§ **TO BE DONE**
Your task is to write out the complete listing exactly as it is shown.

■ ■ ■ ■

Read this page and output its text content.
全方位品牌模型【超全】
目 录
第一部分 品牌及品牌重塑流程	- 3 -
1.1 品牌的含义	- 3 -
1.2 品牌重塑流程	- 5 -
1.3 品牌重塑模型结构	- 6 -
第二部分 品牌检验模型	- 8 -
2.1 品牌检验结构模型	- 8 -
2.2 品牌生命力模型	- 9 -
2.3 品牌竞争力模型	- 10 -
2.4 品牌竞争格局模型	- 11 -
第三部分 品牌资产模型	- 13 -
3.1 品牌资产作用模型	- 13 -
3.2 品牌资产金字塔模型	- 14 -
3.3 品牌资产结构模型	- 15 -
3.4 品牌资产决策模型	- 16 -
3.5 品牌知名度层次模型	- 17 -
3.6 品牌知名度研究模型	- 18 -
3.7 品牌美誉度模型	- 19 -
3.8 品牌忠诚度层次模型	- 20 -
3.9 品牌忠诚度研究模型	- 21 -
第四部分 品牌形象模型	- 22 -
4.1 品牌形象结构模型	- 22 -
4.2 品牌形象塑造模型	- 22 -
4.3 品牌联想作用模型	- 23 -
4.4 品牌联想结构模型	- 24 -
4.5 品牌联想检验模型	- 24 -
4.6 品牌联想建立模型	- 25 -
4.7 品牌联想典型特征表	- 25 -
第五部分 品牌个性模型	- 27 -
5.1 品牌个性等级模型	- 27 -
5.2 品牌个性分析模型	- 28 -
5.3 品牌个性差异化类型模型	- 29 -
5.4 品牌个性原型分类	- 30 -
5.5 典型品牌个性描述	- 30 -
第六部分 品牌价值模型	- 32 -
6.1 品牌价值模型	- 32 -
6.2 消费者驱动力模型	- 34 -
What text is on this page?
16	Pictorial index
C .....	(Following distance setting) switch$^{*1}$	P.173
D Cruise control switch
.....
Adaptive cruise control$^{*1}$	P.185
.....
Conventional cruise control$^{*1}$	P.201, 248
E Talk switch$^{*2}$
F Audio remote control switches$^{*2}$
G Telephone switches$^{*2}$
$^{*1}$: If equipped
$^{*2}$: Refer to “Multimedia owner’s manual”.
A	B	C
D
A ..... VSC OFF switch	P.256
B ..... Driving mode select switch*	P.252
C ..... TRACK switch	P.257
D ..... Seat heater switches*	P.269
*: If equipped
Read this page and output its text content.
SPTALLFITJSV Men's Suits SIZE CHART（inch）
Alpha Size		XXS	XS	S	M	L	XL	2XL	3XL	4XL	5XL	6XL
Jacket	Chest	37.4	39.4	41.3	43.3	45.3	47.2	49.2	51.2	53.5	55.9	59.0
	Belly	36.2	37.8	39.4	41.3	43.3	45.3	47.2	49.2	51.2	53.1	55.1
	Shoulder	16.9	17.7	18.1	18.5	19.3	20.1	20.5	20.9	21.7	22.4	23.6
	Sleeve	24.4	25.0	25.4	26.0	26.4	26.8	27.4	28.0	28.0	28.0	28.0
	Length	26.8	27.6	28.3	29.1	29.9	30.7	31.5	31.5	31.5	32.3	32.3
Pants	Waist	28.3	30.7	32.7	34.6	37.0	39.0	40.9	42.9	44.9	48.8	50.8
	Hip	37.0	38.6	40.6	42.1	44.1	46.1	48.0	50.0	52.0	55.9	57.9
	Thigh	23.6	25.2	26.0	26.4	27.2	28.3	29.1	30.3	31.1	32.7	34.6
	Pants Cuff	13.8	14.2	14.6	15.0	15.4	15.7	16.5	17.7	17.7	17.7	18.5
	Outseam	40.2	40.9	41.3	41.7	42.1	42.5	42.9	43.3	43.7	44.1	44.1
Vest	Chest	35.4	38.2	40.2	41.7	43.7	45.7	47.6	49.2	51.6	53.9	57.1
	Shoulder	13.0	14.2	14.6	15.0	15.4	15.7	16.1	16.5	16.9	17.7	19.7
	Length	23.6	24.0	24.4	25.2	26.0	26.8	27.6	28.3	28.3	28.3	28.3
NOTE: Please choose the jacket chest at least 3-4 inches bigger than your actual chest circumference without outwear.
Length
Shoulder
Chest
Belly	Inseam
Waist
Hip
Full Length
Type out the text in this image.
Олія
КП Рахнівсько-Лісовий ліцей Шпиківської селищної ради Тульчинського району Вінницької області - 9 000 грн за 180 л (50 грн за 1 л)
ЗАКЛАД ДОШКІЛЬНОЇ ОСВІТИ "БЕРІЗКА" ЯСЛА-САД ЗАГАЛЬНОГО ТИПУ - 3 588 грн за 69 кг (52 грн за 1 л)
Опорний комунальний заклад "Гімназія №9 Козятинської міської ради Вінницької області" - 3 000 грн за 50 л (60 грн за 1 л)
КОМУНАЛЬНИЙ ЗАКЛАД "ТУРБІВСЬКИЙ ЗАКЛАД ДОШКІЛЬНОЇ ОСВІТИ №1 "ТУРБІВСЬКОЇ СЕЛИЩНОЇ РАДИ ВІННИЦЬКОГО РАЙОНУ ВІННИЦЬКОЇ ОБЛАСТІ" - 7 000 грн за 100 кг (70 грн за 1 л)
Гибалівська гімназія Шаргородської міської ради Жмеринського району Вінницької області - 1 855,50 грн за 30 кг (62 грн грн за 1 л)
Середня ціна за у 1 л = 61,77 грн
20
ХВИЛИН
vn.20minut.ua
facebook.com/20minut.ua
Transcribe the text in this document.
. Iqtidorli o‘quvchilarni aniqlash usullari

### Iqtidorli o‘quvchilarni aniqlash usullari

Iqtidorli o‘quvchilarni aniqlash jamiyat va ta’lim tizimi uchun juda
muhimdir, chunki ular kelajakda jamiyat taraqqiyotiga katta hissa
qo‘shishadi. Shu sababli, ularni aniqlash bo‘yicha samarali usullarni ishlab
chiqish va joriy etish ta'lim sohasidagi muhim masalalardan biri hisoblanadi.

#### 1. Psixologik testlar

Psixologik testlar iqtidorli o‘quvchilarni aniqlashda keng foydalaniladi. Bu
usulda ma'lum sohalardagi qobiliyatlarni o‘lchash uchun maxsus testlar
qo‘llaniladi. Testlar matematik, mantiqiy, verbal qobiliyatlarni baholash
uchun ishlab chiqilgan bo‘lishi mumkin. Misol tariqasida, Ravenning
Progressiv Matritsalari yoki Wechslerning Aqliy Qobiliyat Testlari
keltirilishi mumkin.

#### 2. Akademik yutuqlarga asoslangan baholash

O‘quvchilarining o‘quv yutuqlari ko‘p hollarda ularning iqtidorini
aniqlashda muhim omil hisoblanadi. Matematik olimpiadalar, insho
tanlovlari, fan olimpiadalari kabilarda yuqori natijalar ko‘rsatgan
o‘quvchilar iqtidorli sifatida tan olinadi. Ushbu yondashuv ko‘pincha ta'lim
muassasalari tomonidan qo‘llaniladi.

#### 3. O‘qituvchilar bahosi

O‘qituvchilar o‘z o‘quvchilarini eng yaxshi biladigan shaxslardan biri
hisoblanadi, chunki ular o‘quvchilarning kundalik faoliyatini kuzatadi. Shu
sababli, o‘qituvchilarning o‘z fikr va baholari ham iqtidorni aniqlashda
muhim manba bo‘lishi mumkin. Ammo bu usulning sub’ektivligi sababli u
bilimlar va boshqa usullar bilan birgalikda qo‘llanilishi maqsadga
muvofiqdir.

■ ■ ■ ■

§ **ANSWER TO THE EXERCISE**
Read this page and output its text content.
全方位品牌模型【超全】
目 录
第一部分 品牌及品牌重塑流程	- 3 -
1.1 品牌的含义	- 3 -
1.2 品牌重塑流程	- 5 -
1.3 品牌重塑模型结构	- 6 -
第二部分 品牌检验模型	- 8 -
2.1 品牌检验结构模型	- 8 -
2.2 品牌生命力模型	- 9 -
2.3 品牌竞争力模型	- 10 -
2.4 品牌竞争格局模型	- 11 -
第三部分 品牌资产模型	- 13 -
3.1 品牌资产作用模型	- 13 -
3.2 品牌资产金字塔模型	- 14 -
3.3 品牌资产结构模型	- 15 -
3.4 品牌资产决策模型	- 16 -
3.5 品牌知名度层次模型	- 17 -
3.6 品牌知名度研究模型	- 18 -
3.7 品牌美誉度模型	- 19 -
3.8 品牌忠诚度层次模型	- 20 -
3.9 品牌忠诚度研究模型	- 21 -
第四部分 品牌形象模型	- 22 -
4.1 品牌形象结构模型	- 22 -
4.2 品牌形象塑造模型	- 22 -
4.3 品牌联想作用模型	- 23 -
4.4 品牌联想结构模型	- 24 -
4.5 品牌联想检验模型	- 24 -
4.6 品牌联想建立模型	- 25 -
4.7 品牌联想典型特征表	- 25 -
第五部分 品牌个性模型	- 27 -
5.1 品牌个性等级模型	- 27 -
5.2 品牌个性分析模型	- 28 -
5.3 品牌个性差异化类型模型	- 29 -
5.4 品牌个性原型分类	- 30 -
5.5 典型品牌个性描述	- 30 -
第六部分 品牌价值模型	- 32 -
6.1 品牌价值模型	- 32 -
6.2 消费者驱动力模型	- 34 -
What text is on this page?
16	Pictorial index
C .....	(Following distance setting) switch$^{*1}$	P.173
D Cruise control switch
.....
Adaptive cruise control$^{*1}$	P.185
.....
Conventional cruise control$^{*1}$	P.201, 248
E Talk switch$^{*2}$
F Audio remote control switches$^{*2}$
G Telephone switches$^{*2}$
$^{*1}$: If equipped
$^{*2}$: Refer to “Multimedia owner’s manual”.
A	B	C
D
A ..... VSC OFF switch	P.256
B ..... Driving mode select switch*	P.252
C ..... TRACK switch	P.257
D ..... Seat heater switches*	P.269
*: If equipped
Read this page and output its text content.
SPTALLFITJSV Men's Suits SIZE CHART（inch）
Alpha Size		XXS	XS	S	M	L	XL	2XL	3XL	4XL	5XL	6XL
Jacket	Chest	37.4	39.4	41.3	43.3	45.3	47.2	49.2	51.2	53.5	55.9	59.0
	Belly	36.2	37.8	39.4	41.3	43.3	45.3	47.2	49.2	51.2	53.1	55.1
	Shoulder	16.9	17.7	18.1	18.5	19.3	20.1	20.5	20.9	21.7	22.4	23.6
	Sleeve	24.4	25.0	25.4	26.0	26.4	26.8	27.4	28.0	28.0	28.0	28.0
	Length	26.8	27.6	28.3	29.1	29.9	30.7	31.5	31.5	31.5	32.3	32.3
Pants	Waist	28.3	30.7	32.7	34.6	37.0	39.0	40.9	42.9	44.9	48.8	50.8
	Hip	37.0	38.6	40.6	42.1	44.1	46.1	48.0	50.0	52.0	55.9	57.9
	Thigh	23.6	25.2	26.0	26.4	27.2	28.3	29.1	30.3	31.1	32.7	34.6
	Pants Cuff	13.8	14.2	14.6	15.0	15.4	15.7	16.5	17.7	17.7	17.7	18.5
	Outseam	40.2	40.9	41.3	41.7	42.1	42.5	42.9	43.3	43.7	44.1	44.1
Vest	Chest	35.4	38.2	40.2	41.7	43.7	45.7	47.6	49.2	51.6	53.9	57.1
	Shoulder	13.0	14.2	14.6	15.0	15.4	15.7	16.1	16.5	16.9	17.7	19.7
	Length	23.6	24.0	24.4	25.2	26.0	26.8	27.6	28.3	28.3	28.3	28.3
NOTE: Please choose the jacket chest at least 3-4 inches bigger than your actual chest circumference without outwear.
Length
Shoulder
Chest
Belly	Inseam
Waist
Hip
Full Length
Type out the text in this image.
Олія
КП Рахнівсько-Лісовий ліцей Шпиківської селищної ради Тульчинського району Вінницької області - 9 000 грн за 180 л (50 грн за 1 л)
ЗАКЛАД ДОШКІЛЬНОЇ ОСВІТИ "БЕРІЗКА" ЯСЛА-САД ЗАГАЛЬНОГО ТИПУ - 3 588 грн за 69 кг (52 грн за 1 л)
Опорний комунальний заклад "Гімназія №9 Козятинської міської ради Вінницької області" - 3 000 грн за 50 л (60 грн за 1 л)
КОМУНАЛЬНИЙ ЗАКЛАД "ТУРБІВСЬКИЙ ЗАКЛАД ДОШКІЛЬНОЇ ОСВІТИ №1 "ТУРБІВСЬКОЇ СЕЛИЩНОЇ РАДИ ВІННИЦЬКОГО РАЙОНУ ВІННИЦЬКОЇ ОБЛАСТІ" - 7 000 грн за 100 кг (70 грн за 1 л)
Гибалівська гімназія Шаргородської міської ради Жмеринського району Вінницької області - 1 855,50 грн за 30 кг (62 грн грн за 1 л)
Середня ціна за у 1 л = 61,77 грн
20
ХВИЛИН
vn.20minut.ua
facebook.com/20minut.ua
Transcribe the text in this document.
. Iqtidorli o‘quvchilarni aniqlash usullari

### Iqtidorli o‘quvchilarni aniqlash usullari

Iqtidorli o‘quvchilarni aniqlash jamiyat va ta’lim tizimi uchun juda
muhimdir, chunki ular kelajakda jamiyat taraqqiyotiga katta hissa
qo‘shishadi. Shu sababli, ularni aniqlash bo‘yicha samarali usullarni ishlab
chiqish va joriy etish ta'lim sohasidagi muhim masalalardan biri hisoblanadi.

#### 1. Psixologik testlar

Psixologik testlar iqtidorli o‘quvchilarni aniqlashda keng foydalaniladi. Bu
usulda ma'lum sohalardagi qobiliyatlarni o‘lchash uchun maxsus testlar
qo‘llaniladi. Testlar matematik, mantiqiy, verbal qobiliyatlarni baholash
uchun ishlab chiqilgan bo‘lishi mumkin. Misol tariqasida, Ravenning
Progressiv Matritsalari yoki Wechslerning Aqliy Qobiliyat Testlari
keltirilishi mumkin.

#### 2. Akademik yutuqlarga asoslangan baholash

O‘quvchilarining o‘quv yutuqlari ko‘p hollarda ularning iqtidorini
aniqlashda muhim omil hisoblanadi. Matematik olimpiadalar, insho
tanlovlari, fan olimpiadalari kabilarda yuqori natijalar ko‘rsatgan
o‘quvchilar iqtidorli sifatida tan olinadi. Ushbu yondashuv ko‘pincha ta'lim
muassasalari tomonidan qo‘llaniladi.

#### 3. O‘qituvchilar bahosi

O‘qituvchilar o‘z o‘quvchilarini eng yaxshi biladigan shaxslardan biri
hisoblanadi, chunki ular o‘quvchilarning kundalik faoliyatini kuzatadi. Shu
sababli, o‘qituvchilarning o‘z fikr va baholari ham iqtidorni aniqlashda
muhim manba bo‘lishi mumkin. Ammo bu usulning sub’ektivligi sababli u
bilimlar va boshqa usullar bilan birgalikda qo‘llanilishi maqsadga
muvofiqdir.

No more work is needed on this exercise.